# PROVIDED TEXT
______________________________

1982 Cline

Discovery
- Discovered by: E. F. Helin
- Discovery site: Palomar Obs.
- Discovery date: 4 November 1975

Designations
- Named after: Edwin Cline (inventor)
- Alternative designations: 1975 VA · 1936 OO 1957 LN · 1961 XC 1961 XK · 1973 AS
- Minor planet category: main-belt · (inner)

Orbital characteristics
- Epoch 4 September 2017 (JD 2458000.5)
- Uncertainty parameter 0
- Observation arc: 59.91 yr (21,882 days)
- Aphelion: 2.8858 AU
- Perihelion: 1.7351 AU
- Semi-major axis: 2.3104 AU
- Eccentricity: 0.2490
- Orbital period (sidereal): 3.51 yr (1,283 days)
- Mean anomaly: 18.924°
- Mean motion: 0° 16^{m} 50.16^{s} / day
- Inclination: 6.8421°
- Longitude of ascending node: 42.366°
- Argument of perihelion: 279.57°

Physical characteristics
- Dimensions: 6.03±0.17 km 7.21±0.50 km 8.100±0.030 km 8.18 km (calculated) 8.401±0.064 km
- Synodic rotation period: 5.78±0.01 h
- Geometric albedo: 0.194±0.028 0.20 (assumed) 0.2364±0.0443 0.340±0.050 0.369±0.063
- Spectral type: S
- Absolute magnitude (H): 12.5 · 12.56±0.39 · 12.8 · 12.9

= 1982 Cline =

Stony main-belt asteroid

1982 Cline, provisional designation , is a stony asteroid from the inner regions of the asteroid belt, approximately 8 kilometers in diameter. It was discovered on 4 November 1975, by American astronomer Eleanor Helin at Palomar Observatory in California, and named after Edwin Lee Cline, inventor and friend of the discoverer.

== Classification and orbit ==

Cline is a stony S-type asteroid that orbits the Sun in the inner main-belt at a distance of 1.7–2.9 AU once every 3 years and 6 months (1,283 days). Its orbit has an eccentricity of 0.25 and an inclination of 7° with respect to the ecliptic. As a main-belt asteroid with a perihelion of less than 1.74 AU, it is not far from being a Mars-crosser (1.67 AU). The first precovery was taken at Johannesburg Observatory (Hartbeespoort, 076) in 1957, extending the asteroid's observation arc by 18 years prior to its discovery.

______________________________

# DATA FOR REVIEW
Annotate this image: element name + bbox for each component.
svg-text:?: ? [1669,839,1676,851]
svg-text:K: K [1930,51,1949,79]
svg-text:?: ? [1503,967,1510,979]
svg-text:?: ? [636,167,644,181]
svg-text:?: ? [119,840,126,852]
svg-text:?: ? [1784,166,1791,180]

______________________________

# WHAT TO DO
a – Answer these from the text on the asteroid 1982 Cline, one answer per line:
(i) Who is the asteroid named after?
(ii) Where and in what year was its first precovery taken?
(iii) What synodic rotation period does it list?
b – List every alternative designation the text on 1982 Cline gives for the asteroid.
c – Sum up the text on the asteroid 1982 Cline in two sentences.

# ANSWERS BY ITEM
a –
(i) Edwin Lee Cline, an inventor and a friend of the discoverer
(ii) At Johannesburg Observatory (Hartbeespoort, 076), in 1957
(iii) 5.78±0.01 h

b – 1975 VA, 1936 OO, 1957 LN, 1961 XC, 1961 XK, 1973 AS

c – 1982 Cline is a stony asteroid about 8 kilometers across from the inner asteroid belt, discovered on 4 November 1975 by Eleanor Helin at Palomar Observatory and named after her friend, the inventor Edwin Lee Cline. It orbits the Sun at 1.7–2.9 AU once every 3 years and 6 months, and its perihelion of less than 1.74 AU puts it not far from being a Mars-crosser.